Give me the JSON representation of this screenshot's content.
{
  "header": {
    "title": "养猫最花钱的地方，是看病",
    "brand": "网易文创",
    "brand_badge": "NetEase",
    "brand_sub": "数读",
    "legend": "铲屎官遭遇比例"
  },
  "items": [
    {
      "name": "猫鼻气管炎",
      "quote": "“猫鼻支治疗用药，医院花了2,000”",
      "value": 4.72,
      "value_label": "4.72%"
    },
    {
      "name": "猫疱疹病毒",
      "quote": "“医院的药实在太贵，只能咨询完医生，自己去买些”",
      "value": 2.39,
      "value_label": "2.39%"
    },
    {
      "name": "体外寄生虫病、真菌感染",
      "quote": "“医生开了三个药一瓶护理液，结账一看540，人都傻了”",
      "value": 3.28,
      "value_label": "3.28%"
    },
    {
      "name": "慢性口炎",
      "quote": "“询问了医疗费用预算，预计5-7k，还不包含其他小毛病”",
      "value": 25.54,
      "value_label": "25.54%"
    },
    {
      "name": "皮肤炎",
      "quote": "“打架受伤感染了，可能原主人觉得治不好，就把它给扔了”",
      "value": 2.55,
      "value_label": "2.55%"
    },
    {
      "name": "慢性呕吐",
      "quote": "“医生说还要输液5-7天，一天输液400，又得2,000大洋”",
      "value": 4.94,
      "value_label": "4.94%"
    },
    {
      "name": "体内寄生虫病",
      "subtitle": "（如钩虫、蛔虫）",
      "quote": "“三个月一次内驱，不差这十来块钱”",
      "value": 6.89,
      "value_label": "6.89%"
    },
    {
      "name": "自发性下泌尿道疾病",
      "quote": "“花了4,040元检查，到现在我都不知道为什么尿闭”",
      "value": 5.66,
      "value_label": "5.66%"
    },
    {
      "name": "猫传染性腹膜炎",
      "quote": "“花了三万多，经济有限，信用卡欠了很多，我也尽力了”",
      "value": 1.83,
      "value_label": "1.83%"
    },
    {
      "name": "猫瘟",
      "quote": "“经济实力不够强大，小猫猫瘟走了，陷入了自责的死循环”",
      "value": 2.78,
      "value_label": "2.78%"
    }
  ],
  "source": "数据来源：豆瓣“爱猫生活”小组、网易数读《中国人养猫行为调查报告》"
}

...

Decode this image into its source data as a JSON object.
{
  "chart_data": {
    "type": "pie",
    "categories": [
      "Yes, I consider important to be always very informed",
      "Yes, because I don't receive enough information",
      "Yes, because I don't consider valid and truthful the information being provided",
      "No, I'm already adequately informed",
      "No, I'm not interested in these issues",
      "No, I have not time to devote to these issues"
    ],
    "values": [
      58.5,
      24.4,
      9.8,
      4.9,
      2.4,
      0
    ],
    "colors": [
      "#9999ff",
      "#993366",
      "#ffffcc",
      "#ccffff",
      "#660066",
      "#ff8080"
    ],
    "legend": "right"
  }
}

**Objective**. Report how many lines of the entries hold the string "issues". Provide the number alone.

**Response to this task**. 2